Take each line containing the word "color" and copy it.

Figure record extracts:
------------------------------------------------

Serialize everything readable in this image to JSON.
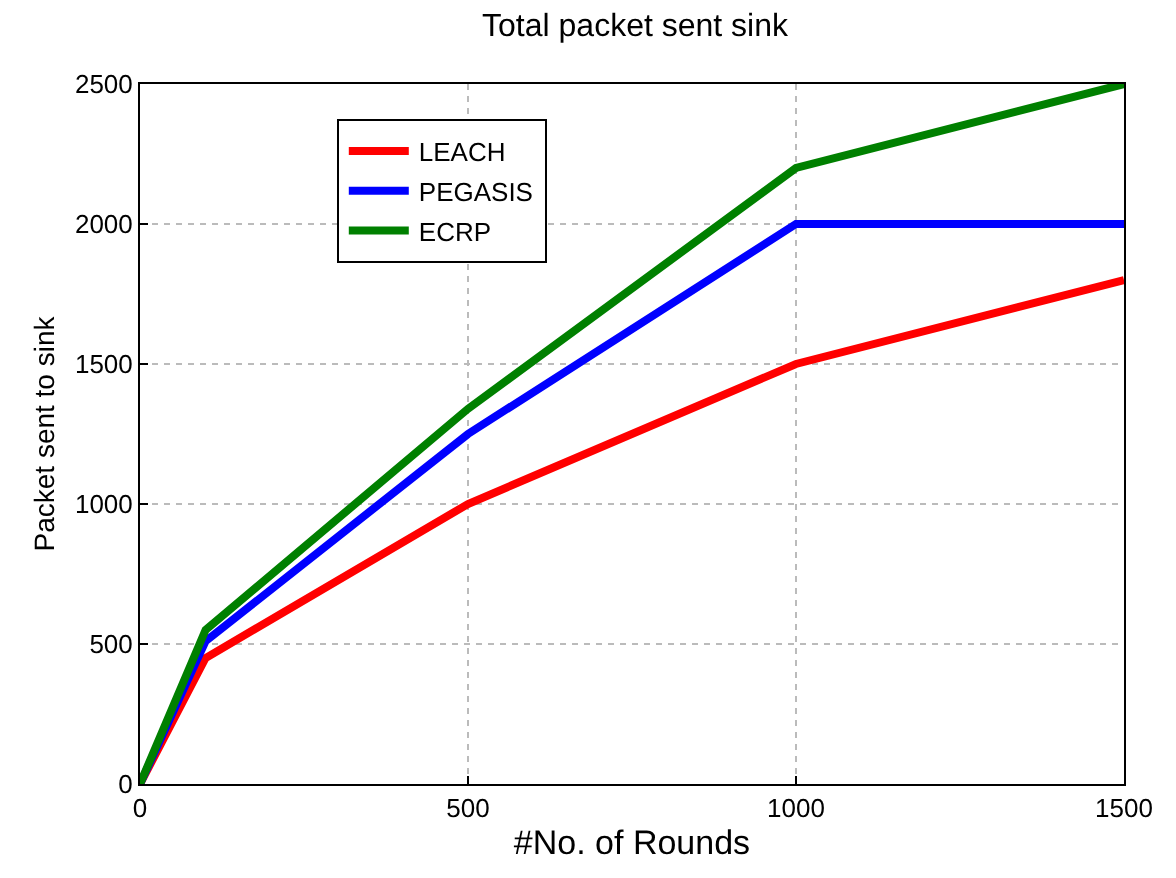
{
  "chart_data": {
    "type": "line",
    "title": "Total packet sent sink",
    "xlabel": "#No. of Rounds",
    "ylabel": "Packet sent to sink",
    "x": [
      0,
      100,
      500,
      1000,
      1500
    ],
    "series": [
      {
        "name": "LEACH",
        "color": "#ff0000",
        "values": [
          0,
          450,
          1000,
          1500,
          1800
        ]
      },
      {
        "name": "PEGASIS",
        "color": "#0000ff",
        "values": [
          0,
          510,
          1250,
          2000,
          2000
        ]
      },
      {
        "name": "ECRP",
        "color": "#008000",
        "values": [
          0,
          550,
          1340,
          2200,
          2500
        ]
      }
    ],
    "xlim": [
      0,
      1500
    ],
    "xticks": [
      0,
      500,
      1000,
      1500
    ],
    "ylim": [
      0,
      2500
    ],
    "yticks": [
      0,
      500,
      1000,
      1500,
      2000,
      2500
    ],
    "grid": true,
    "legend": "top left",
    "marker": "none",
    "line_style": "solid"
  }
}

------------------------------------------------

Exercise solution:
        "color": "#ff0000",
        "color": "#0000ff",
        "color": "#008000",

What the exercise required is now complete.